━━━ PASSAGE EXTRAIT

L'épopée aurait été créée et chantée un jour, d'un jet, par un religieux nyingmapa en état d'ivresse. L'auteur de la pièce de théâtre Norsang s'appelle lui-même, dans le colophon, Tsering Wangdü, le “fou” de Dingchen, et il ajoute qu'il n'a fait que prononcer des paroles insensées et des plaisanteries. L'inventeur du Kathang denga, Orgyan Lingpa, est, selon le colophon, célèbre sous le nom de « fou des trésors » (gter-smyon). Et si le “fou” Milarepa est devenu le patron des acteurs et des saltimbanques ambulants, le patron et dieu du théâtre est le saint nyingmapa Thangton gyalpo (XVe siècle) qu'on appelle aussi « le fou du pays vide » (lung-stong smyon-pa). Fait remarquable, l'auteur des biographies de Milarepa et de Marpa, qui se cache généralement sous le pseudonyme « le yogin qui erre dans les cimetières », est Heruka, le “fou” de Tsang (XVe).

━━━━━━

=== ÉNONCÉ ÉCRIT A ===
Pour chaque affirmation, dis si le passage extrait la confirme, par oui ou non, et cite les mots du passage qui tranchent : (i) Orgyan Lingpa est connu comme le « fou des trésors » ; (ii) Milarepa est le patron et dieu du théâtre ; (iii) l'auteur de la pièce Norsang se nomme Heruka.
=== ÉNONCÉ ÉCRIT B ===
Reprends le passage extrait sur les auteurs et saints surnommés « fous » et poursuis-le à partir de sa dernière phrase.

━━━ DONNÉES BRUTES

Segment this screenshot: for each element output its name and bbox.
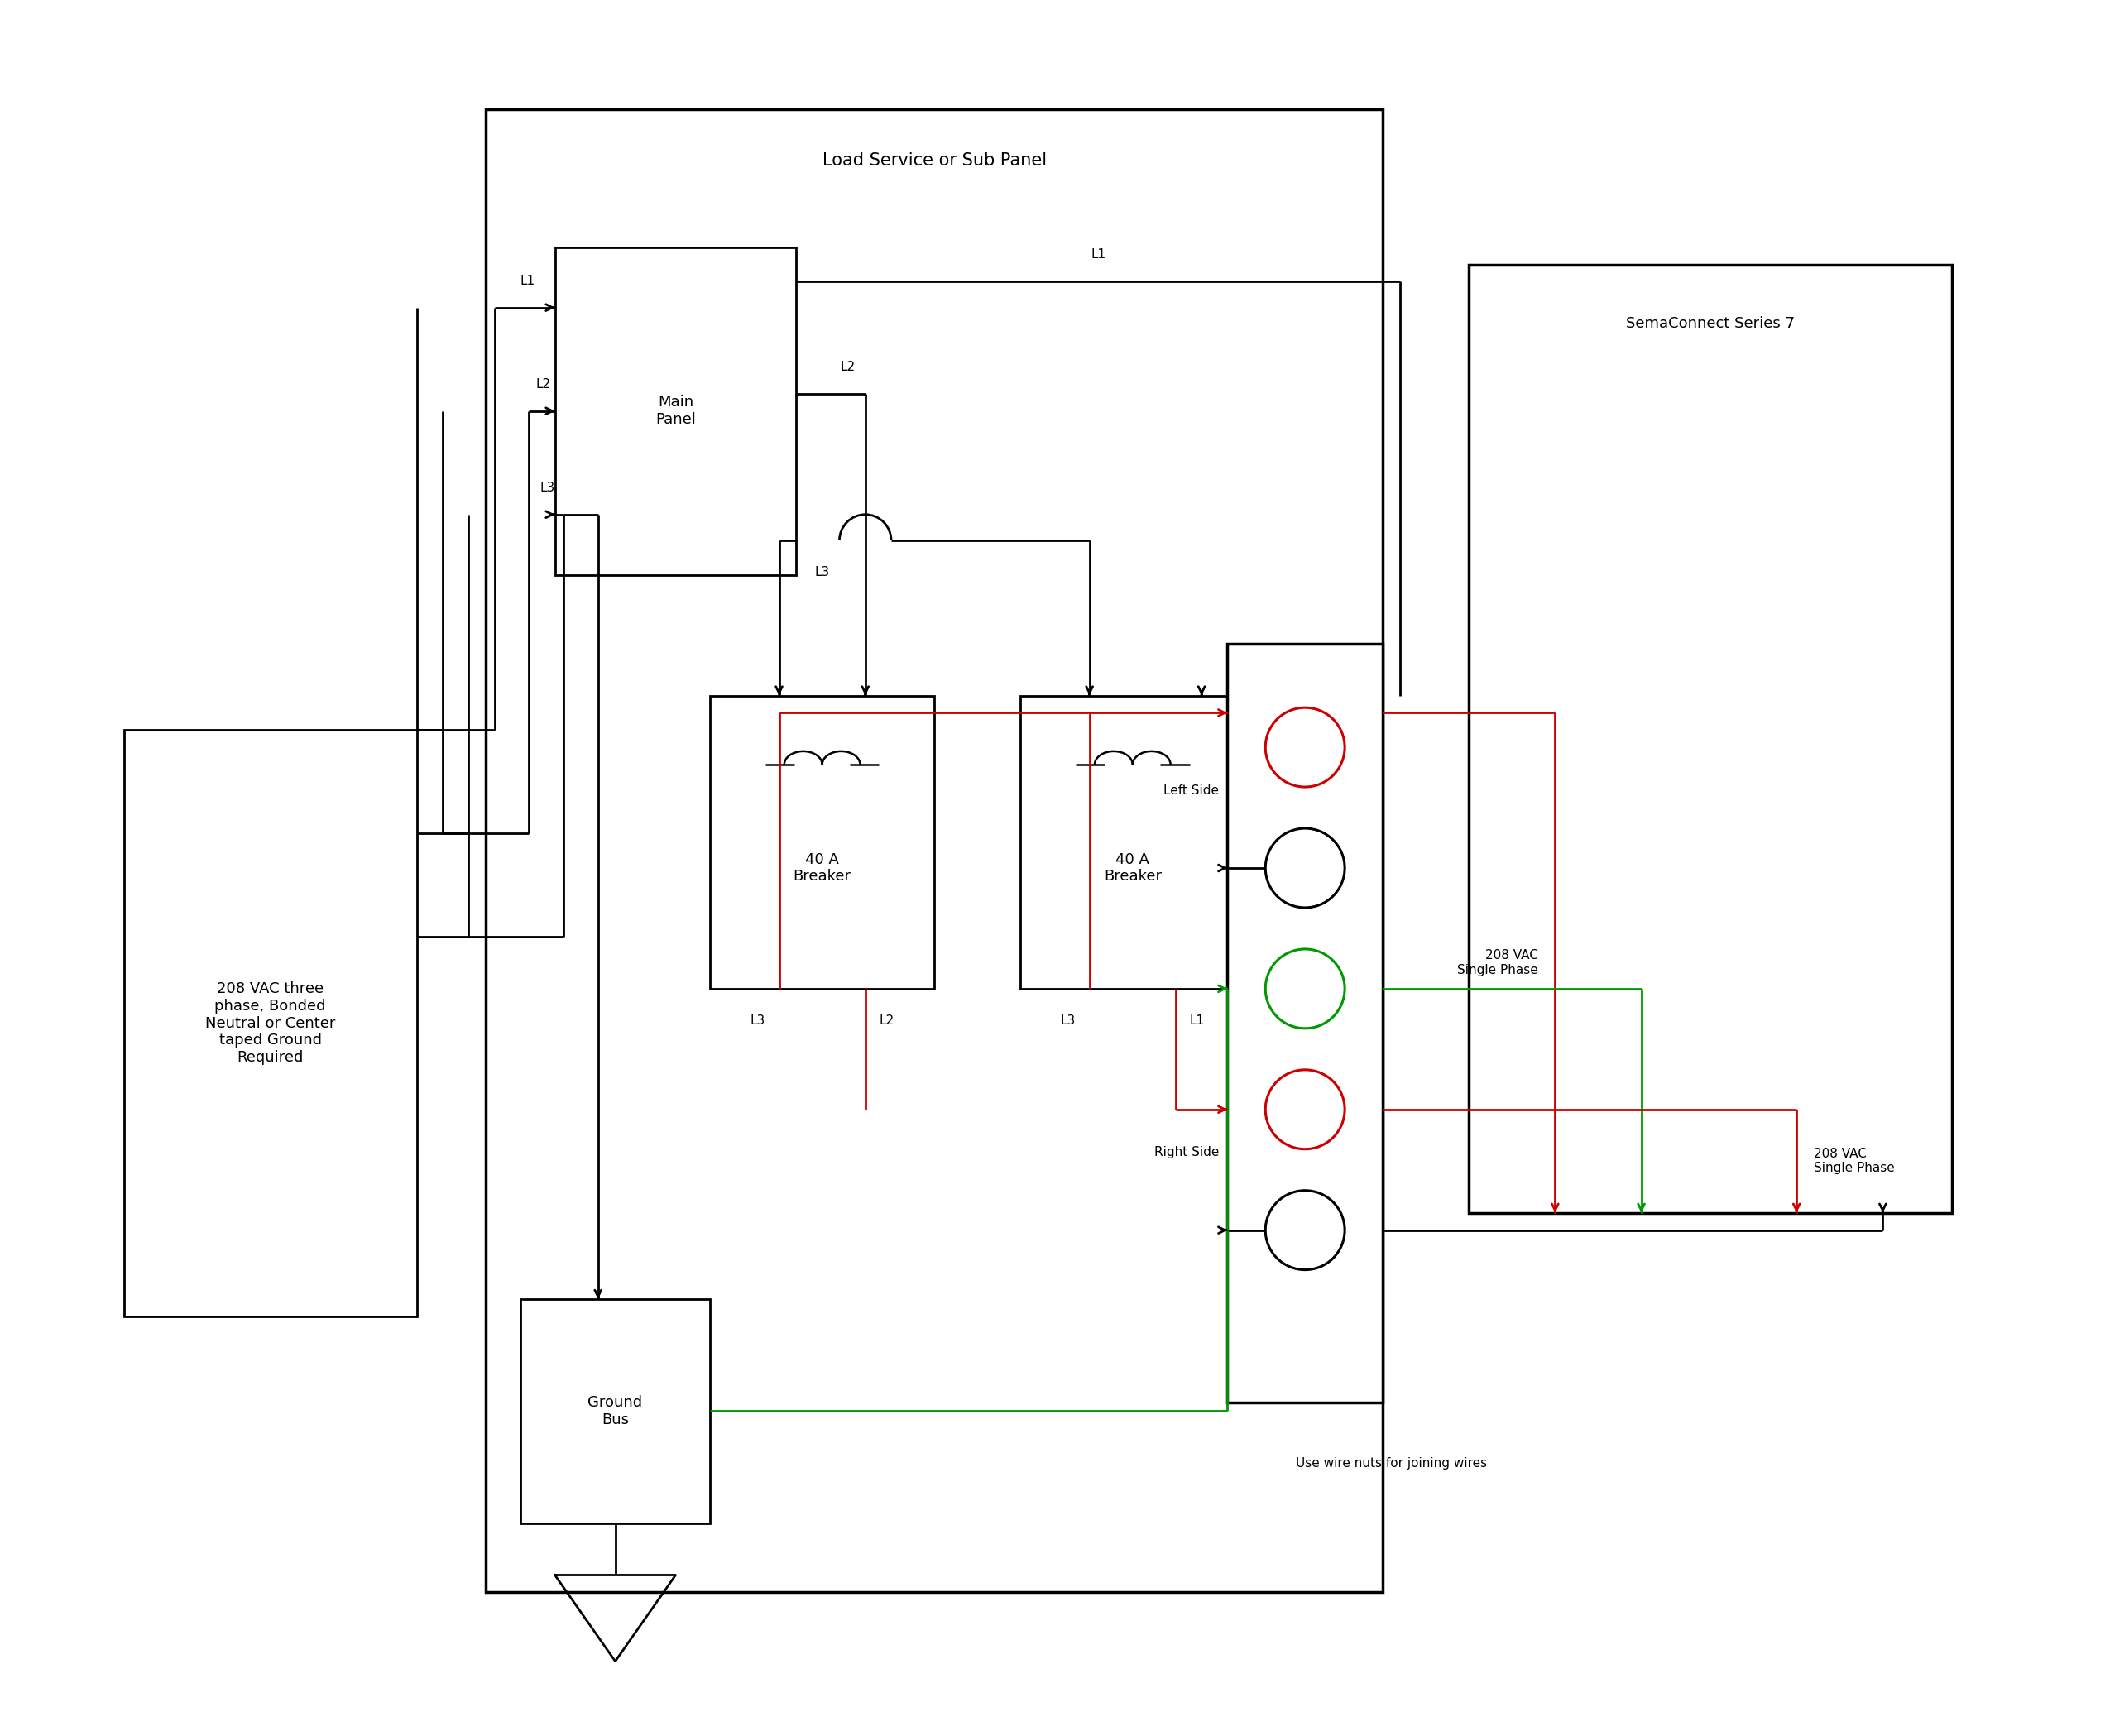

━━━━━━

=== RÉSULTAT A ===
(i) Oui : “est, selon le colophon, célèbre sous le nom de « fou des trésors » (gter-smyon)”.
(ii) Non : “le patron et dieu du théâtre est le saint nyingmapa Thangton gyalpo”.
(iii) Non : “L'auteur de la pièce de théâtre Norsang s'appelle lui-même, dans le colophon, Tsering Wangdü”.

=== RÉSULTAT B ===
Or ces deux biographies, particulièrement célèbres et aimées du public tibétain, se distinguent de tant d'autres, assez ennuyeuses et pédantes, par leur langue proche de la langue parlée et leur style vivant, et surtout par l'intérêt porté à mille détails de la vie réelle. C'est bien cette communion des saints “fou” avec les sources d'inspiration populaires qui en fait les plus grands créateurs de la littérature tibétaine.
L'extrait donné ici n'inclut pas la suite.